** start of EXTRACTED DATA **

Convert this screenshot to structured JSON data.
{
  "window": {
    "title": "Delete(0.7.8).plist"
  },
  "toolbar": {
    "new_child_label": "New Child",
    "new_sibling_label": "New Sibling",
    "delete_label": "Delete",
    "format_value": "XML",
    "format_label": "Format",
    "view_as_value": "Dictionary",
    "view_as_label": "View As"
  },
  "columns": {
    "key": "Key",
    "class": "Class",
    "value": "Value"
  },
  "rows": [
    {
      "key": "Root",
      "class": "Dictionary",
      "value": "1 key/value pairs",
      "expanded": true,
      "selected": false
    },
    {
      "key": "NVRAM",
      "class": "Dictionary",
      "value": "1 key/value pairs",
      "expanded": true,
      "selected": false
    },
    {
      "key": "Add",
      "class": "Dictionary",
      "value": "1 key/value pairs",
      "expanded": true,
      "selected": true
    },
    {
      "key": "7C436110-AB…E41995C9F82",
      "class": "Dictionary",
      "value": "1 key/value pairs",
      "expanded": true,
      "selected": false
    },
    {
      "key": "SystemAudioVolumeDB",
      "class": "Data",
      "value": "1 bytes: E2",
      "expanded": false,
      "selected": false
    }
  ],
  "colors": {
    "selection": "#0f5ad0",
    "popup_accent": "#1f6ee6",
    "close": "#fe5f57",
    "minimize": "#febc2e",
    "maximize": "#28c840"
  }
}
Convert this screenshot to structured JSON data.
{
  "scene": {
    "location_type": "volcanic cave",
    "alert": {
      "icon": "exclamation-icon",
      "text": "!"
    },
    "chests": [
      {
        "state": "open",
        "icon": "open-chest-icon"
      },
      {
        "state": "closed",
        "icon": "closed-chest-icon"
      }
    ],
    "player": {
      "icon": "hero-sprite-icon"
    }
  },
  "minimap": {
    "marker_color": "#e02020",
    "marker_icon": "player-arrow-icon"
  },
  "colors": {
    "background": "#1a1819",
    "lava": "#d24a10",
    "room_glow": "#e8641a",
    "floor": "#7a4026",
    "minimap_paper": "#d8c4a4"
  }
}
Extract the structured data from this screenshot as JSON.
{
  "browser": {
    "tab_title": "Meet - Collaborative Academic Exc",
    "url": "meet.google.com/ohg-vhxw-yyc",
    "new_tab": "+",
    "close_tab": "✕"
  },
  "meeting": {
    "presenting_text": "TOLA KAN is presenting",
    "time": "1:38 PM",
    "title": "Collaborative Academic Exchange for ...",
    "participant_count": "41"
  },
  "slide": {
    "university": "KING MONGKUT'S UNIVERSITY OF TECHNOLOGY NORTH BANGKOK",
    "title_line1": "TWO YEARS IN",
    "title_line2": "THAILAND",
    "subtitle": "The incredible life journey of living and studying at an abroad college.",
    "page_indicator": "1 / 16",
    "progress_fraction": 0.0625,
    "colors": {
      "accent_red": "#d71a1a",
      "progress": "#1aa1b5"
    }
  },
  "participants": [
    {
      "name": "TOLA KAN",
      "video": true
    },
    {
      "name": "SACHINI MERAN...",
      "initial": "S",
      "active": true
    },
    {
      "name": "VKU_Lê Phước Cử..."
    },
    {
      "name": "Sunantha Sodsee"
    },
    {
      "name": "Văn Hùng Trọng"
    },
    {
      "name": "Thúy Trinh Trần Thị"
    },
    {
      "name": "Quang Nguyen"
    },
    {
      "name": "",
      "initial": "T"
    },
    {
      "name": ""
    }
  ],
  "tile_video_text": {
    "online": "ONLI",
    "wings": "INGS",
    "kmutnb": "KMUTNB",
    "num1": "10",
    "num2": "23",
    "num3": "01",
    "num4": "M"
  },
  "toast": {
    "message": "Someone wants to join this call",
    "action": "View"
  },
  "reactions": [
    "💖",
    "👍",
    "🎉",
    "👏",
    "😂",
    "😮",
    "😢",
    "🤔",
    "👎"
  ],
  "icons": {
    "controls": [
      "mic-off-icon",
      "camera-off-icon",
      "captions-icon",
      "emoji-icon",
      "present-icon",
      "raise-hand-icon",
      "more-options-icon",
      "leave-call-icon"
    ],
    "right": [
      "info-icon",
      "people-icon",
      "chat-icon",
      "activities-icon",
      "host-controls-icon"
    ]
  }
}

** end of EXTRACTED DATA **

#### TASK PROMPT
Exact output of every entry is required.

#### REPLY TO THE EXERCISE
Convert this screenshot to structured JSON data.
{
  "window": {
    "title": "Delete(0.7.8).plist"
  },
  "toolbar": {
    "new_child_label": "New Child",
    "new_sibling_label": "New Sibling",
    "delete_label": "Delete",
    "format_value": "XML",
    "format_label": "Format",
    "view_as_value": "Dictionary",
    "view_as_label": "View As"
  },
  "columns": {
    "key": "Key",
    "class": "Class",
    "value": "Value"
  },
  "rows": [
    {
      "key": "Root",
      "class": "Dictionary",
      "value": "1 key/value pairs",
      "expanded": true,
      "selected": false
    },
    {
      "key": "NVRAM",
      "class": "Dictionary",
      "value": "1 key/value pairs",
      "expanded": true,
      "selected": false
    },
    {
      "key": "Add",
      "class": "Dictionary",
      "value": "1 key/value pairs",
      "expanded": true,
      "selected": true
    },
    {
      "key": "7C436110-AB…E41995C9F82",
      "class": "Dictionary",
      "value": "1 key/value pairs",
      "expanded": true,
      "selected": false
    },
    {
      "key": "SystemAudioVolumeDB",
      "class": "Data",
      "value": "1 bytes: E2",
      "expanded": false,
      "selected": false
    }
  ],
  "colors": {
    "selection": "#0f5ad0",
    "popup_accent": "#1f6ee6",
    "close": "#fe5f57",
    "minimize": "#febc2e",
    "maximize": "#28c840"
  }
}
Convert this screenshot to structured JSON data.
{
  "scene": {
    "location_type": "volcanic cave",
    "alert": {
      "icon": "exclamation-icon",
      "text": "!"
    },
    "chests": [
      {
        "state": "open",
        "icon": "open-chest-icon"
      },
      {
        "state": "closed",
        "icon": "closed-chest-icon"
      }
    ],
    "player": {
      "icon": "hero-sprite-icon"
    }
  },
  "minimap": {
    "marker_color": "#e02020",
    "marker_icon": "player-arrow-icon"
  },
  "colors": {
    "background": "#1a1819",
    "lava": "#d24a10",
    "room_glow": "#e8641a",
    "floor": "#7a4026",
    "minimap_paper": "#d8c4a4"
  }
}
Extract the structured data from this screenshot as JSON.
{
  "browser": {
    "tab_title": "Meet - Collaborative Academic Exc",
    "url": "meet.google.com/ohg-vhxw-yyc",
    "new_tab": "+",
    "close_tab": "✕"
  },
  "meeting": {
    "presenting_text": "TOLA KAN is presenting",
    "time": "1:38 PM",
    "title": "Collaborative Academic Exchange for ...",
    "participant_count": "41"
  },
  "slide": {
    "university": "KING MONGKUT'S UNIVERSITY OF TECHNOLOGY NORTH BANGKOK",
    "title_line1": "TWO YEARS IN",
    "title_line2": "THAILAND",
    "subtitle": "The incredible life journey of living and studying at an abroad college.",
    "page_indicator": "1 / 16",
    "progress_fraction": 0.0625,
    "colors": {
      "accent_red": "#d71a1a",
      "progress": "#1aa1b5"
    }
  },
  "participants": [
    {
      "name": "TOLA KAN",
      "video": true
    },
    {
      "name": "SACHINI MERAN...",
      "initial": "S",
      "active": true
    },
    {
      "name": "VKU_Lê Phước Cử..."
    },
    {
      "name": "Sunantha Sodsee"
    },
    {
      "name": "Văn Hùng Trọng"
    },
    {
      "name": "Thúy Trinh Trần Thị"
    },
    {
      "name": "Quang Nguyen"
    },
    {
      "name": "",
      "initial": "T"
    },
    {
      "name": ""
    }
  ],
  "tile_video_text": {
    "online": "ONLI",
    "wings": "INGS",
    "kmutnb": "KMUTNB",
    "num1": "10",
    "num2": "23",
    "num3": "01",
    "num4": "M"
  },
  "toast": {
    "message": "Someone wants to join this call",
    "action": "View"
  },
  "reactions": [
    "💖",
    "👍",
    "🎉",
    "👏",
    "😂",
    "😮",
    "😢",
    "🤔",
    "👎"
  ],
  "icons": {
    "controls": [
      "mic-off-icon",
      "camera-off-icon",
      "captions-icon",
      "emoji-icon",
      "present-icon",
      "raise-hand-icon",
      "more-options-icon",
      "leave-call-icon"
    ],
    "right": [
      "info-icon",
      "people-icon",
      "chat-icon",
      "activities-icon",
      "host-controls-icon"
    ]
  }
}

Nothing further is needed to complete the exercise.